BEGIN EXERCISE DATA

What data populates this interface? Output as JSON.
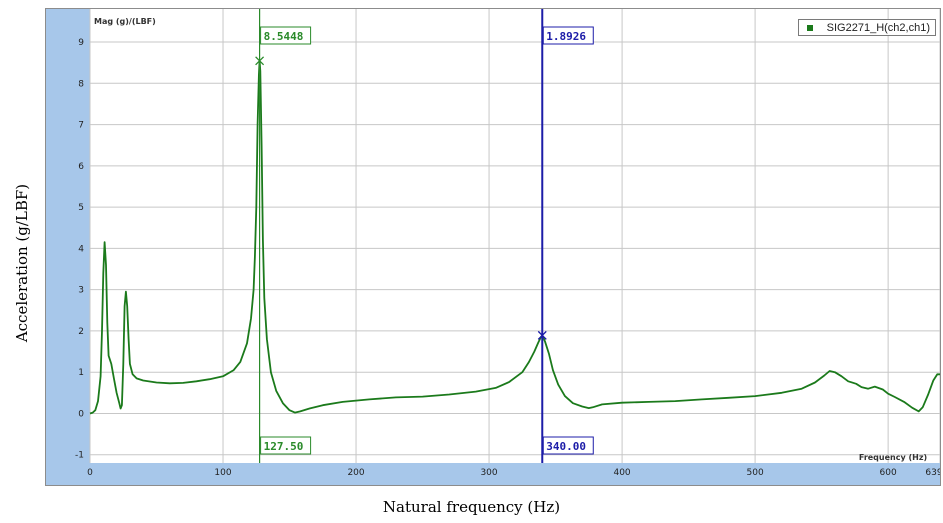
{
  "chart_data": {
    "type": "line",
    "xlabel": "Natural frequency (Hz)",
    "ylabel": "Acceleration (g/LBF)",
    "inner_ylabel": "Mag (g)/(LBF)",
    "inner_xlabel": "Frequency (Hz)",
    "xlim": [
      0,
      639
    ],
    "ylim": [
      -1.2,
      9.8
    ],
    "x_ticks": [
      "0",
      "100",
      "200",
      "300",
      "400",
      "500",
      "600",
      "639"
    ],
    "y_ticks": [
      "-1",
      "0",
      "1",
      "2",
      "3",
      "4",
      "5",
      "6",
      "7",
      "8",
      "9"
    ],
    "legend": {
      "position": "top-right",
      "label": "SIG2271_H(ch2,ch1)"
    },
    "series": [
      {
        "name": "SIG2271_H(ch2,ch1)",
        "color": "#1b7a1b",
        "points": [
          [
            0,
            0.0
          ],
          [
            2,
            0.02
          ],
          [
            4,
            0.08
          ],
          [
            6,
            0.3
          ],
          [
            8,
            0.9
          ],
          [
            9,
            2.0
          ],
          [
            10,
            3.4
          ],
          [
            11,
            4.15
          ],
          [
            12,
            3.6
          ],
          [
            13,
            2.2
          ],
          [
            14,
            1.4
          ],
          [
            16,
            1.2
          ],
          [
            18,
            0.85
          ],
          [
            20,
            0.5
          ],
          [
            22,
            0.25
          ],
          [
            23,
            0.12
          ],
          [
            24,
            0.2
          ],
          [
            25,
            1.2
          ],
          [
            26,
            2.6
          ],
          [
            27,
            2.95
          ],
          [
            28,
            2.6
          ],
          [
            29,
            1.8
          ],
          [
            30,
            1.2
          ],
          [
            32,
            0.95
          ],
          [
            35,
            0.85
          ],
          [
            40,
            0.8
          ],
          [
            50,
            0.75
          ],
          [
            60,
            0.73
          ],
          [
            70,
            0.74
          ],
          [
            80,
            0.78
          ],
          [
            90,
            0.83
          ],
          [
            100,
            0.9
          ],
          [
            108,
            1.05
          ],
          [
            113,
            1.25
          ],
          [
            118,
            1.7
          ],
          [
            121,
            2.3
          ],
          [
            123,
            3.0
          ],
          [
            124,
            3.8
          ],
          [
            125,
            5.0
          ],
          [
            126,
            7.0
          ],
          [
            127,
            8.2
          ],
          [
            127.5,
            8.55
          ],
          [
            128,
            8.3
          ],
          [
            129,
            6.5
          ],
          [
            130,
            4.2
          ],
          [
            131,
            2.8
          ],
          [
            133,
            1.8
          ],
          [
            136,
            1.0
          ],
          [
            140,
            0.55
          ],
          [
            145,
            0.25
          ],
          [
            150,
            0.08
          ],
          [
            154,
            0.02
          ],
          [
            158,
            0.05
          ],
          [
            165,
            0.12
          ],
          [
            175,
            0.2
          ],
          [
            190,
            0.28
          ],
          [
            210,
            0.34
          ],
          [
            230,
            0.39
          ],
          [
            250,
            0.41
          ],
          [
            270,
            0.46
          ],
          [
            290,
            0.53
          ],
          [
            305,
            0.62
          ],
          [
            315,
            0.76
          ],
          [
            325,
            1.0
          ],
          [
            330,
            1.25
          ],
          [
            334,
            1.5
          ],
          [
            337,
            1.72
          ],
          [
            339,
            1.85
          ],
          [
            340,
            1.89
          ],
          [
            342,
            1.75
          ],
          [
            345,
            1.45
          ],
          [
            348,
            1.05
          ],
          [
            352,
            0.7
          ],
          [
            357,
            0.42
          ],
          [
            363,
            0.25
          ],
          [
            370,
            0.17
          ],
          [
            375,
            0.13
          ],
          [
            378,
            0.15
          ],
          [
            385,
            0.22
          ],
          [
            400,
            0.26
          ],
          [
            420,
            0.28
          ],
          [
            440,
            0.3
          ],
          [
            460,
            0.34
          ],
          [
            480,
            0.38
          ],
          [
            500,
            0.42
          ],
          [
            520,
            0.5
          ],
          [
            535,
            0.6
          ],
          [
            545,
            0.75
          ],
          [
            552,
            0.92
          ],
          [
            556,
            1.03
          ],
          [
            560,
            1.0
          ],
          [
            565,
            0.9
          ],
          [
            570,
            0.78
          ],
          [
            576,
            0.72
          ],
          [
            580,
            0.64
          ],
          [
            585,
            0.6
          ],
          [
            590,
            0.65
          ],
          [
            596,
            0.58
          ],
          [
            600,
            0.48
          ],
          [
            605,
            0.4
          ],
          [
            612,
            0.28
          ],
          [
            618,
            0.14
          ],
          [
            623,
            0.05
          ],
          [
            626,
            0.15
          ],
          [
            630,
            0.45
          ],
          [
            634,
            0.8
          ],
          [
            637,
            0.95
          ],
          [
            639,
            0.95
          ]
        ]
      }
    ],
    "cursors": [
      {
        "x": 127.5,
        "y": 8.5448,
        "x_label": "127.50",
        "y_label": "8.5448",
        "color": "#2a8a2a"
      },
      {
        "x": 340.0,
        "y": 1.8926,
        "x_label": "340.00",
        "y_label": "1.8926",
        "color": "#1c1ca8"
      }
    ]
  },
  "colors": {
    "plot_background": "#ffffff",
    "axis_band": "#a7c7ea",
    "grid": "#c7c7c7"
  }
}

END EXERCISE DATA

> _EXERCISE TASK_
Copy every record above exactly as written, but leave out the pictures.

> _COMPLETED TASK_
What data populates this interface? Output as JSON.
{
  "chart_data": {
    "type": "line",
    "xlabel": "Natural frequency (Hz)",
    "ylabel": "Acceleration (g/LBF)",
    "inner_ylabel": "Mag (g)/(LBF)",
    "inner_xlabel": "Frequency (Hz)",
    "xlim": [
      0,
      639
    ],
    "ylim": [
      -1.2,
      9.8
    ],
    "x_ticks": [
      "0",
      "100",
      "200",
      "300",
      "400",
      "500",
      "600",
      "639"
    ],
    "y_ticks": [
      "-1",
      "0",
      "1",
      "2",
      "3",
      "4",
      "5",
      "6",
      "7",
      "8",
      "9"
    ],
    "legend": {
      "position": "top-right",
      "label": "SIG2271_H(ch2,ch1)"
    },
    "series": [
      {
        "name": "SIG2271_H(ch2,ch1)",
        "color": "#1b7a1b",
        "points": [
          [
            0,
            0.0
          ],
          [
            2,
            0.02
          ],
          [
            4,
            0.08
          ],
          [
            6,
            0.3
          ],
          [
            8,
            0.9
          ],
          [
            9,
            2.0
          ],
          [
            10,
            3.4
          ],
          [
            11,
            4.15
          ],
          [
            12,
            3.6
          ],
          [
            13,
            2.2
          ],
          [
            14,
            1.4
          ],
          [
            16,
            1.2
          ],
          [
            18,
            0.85
          ],
          [
            20,
            0.5
          ],
          [
            22,
            0.25
          ],
          [
            23,
            0.12
          ],
          [
            24,
            0.2
          ],
          [
            25,
            1.2
          ],
          [
            26,
            2.6
          ],
          [
            27,
            2.95
          ],
          [
            28,
            2.6
          ],
          [
            29,
            1.8
          ],
          [
            30,
            1.2
          ],
          [
            32,
            0.95
          ],
          [
            35,
            0.85
          ],
          [
            40,
            0.8
          ],
          [
            50,
            0.75
          ],
          [
            60,
            0.73
          ],
          [
            70,
            0.74
          ],
          [
            80,
            0.78
          ],
          [
            90,
            0.83
          ],
          [
            100,
            0.9
          ],
          [
            108,
            1.05
          ],
          [
            113,
            1.25
          ],
          [
            118,
            1.7
          ],
          [
            121,
            2.3
          ],
          [
            123,
            3.0
          ],
          [
            124,
            3.8
          ],
          [
            125,
            5.0
          ],
          [
            126,
            7.0
          ],
          [
            127,
            8.2
          ],
          [
            127.5,
            8.55
          ],
          [
            128,
            8.3
          ],
          [
            129,
            6.5
          ],
          [
            130,
            4.2
          ],
          [
            131,
            2.8
          ],
          [
            133,
            1.8
          ],
          [
            136,
            1.0
          ],
          [
            140,
            0.55
          ],
          [
            145,
            0.25
          ],
          [
            150,
            0.08
          ],
          [
            154,
            0.02
          ],
          [
            158,
            0.05
          ],
          [
            165,
            0.12
          ],
          [
            175,
            0.2
          ],
          [
            190,
            0.28
          ],
          [
            210,
            0.34
          ],
          [
            230,
            0.39
          ],
          [
            250,
            0.41
          ],
          [
            270,
            0.46
          ],
          [
            290,
            0.53
          ],
          [
            305,
            0.62
          ],
          [
            315,
            0.76
          ],
          [
            325,
            1.0
          ],
          [
            330,
            1.25
          ],
          [
            334,
            1.5
          ],
          [
            337,
            1.72
          ],
          [
            339,
            1.85
          ],
          [
            340,
            1.89
          ],
          [
            342,
            1.75
          ],
          [
            345,
            1.45
          ],
          [
            348,
            1.05
          ],
          [
            352,
            0.7
          ],
          [
            357,
            0.42
          ],
          [
            363,
            0.25
          ],
          [
            370,
            0.17
          ],
          [
            375,
            0.13
          ],
          [
            378,
            0.15
          ],
          [
            385,
            0.22
          ],
          [
            400,
            0.26
          ],
          [
            420,
            0.28
          ],
          [
            440,
            0.3
          ],
          [
            460,
            0.34
          ],
          [
            480,
            0.38
          ],
          [
            500,
            0.42
          ],
          [
            520,
            0.5
          ],
          [
            535,
            0.6
          ],
          [
            545,
            0.75
          ],
          [
            552,
            0.92
          ],
          [
            556,
            1.03
          ],
          [
            560,
            1.0
          ],
          [
            565,
            0.9
          ],
          [
            570,
            0.78
          ],
          [
            576,
            0.72
          ],
          [
            580,
            0.64
          ],
          [
            585,
            0.6
          ],
          [
            590,
            0.65
          ],
          [
            596,
            0.58
          ],
          [
            600,
            0.48
          ],
          [
            605,
            0.4
          ],
          [
            612,
            0.28
          ],
          [
            618,
            0.14
          ],
          [
            623,
            0.05
          ],
          [
            626,
            0.15
          ],
          [
            630,
            0.45
          ],
          [
            634,
            0.8
          ],
          [
            637,
            0.95
          ],
          [
            639,
            0.95
          ]
        ]
      }
    ],
    "cursors": [
      {
        "x": 127.5,
        "y": 8.5448,
        "x_label": "127.50",
        "y_label": "8.5448",
        "color": "#2a8a2a"
      },
      {
        "x": 340.0,
        "y": 1.8926,
        "x_label": "340.00",
        "y_label": "1.8926",
        "color": "#1c1ca8"
      }
    ]
  },
  "colors": {
    "plot_background": "#ffffff",
    "axis_band": "#a7c7ea",
    "grid": "#c7c7c7"
  }
}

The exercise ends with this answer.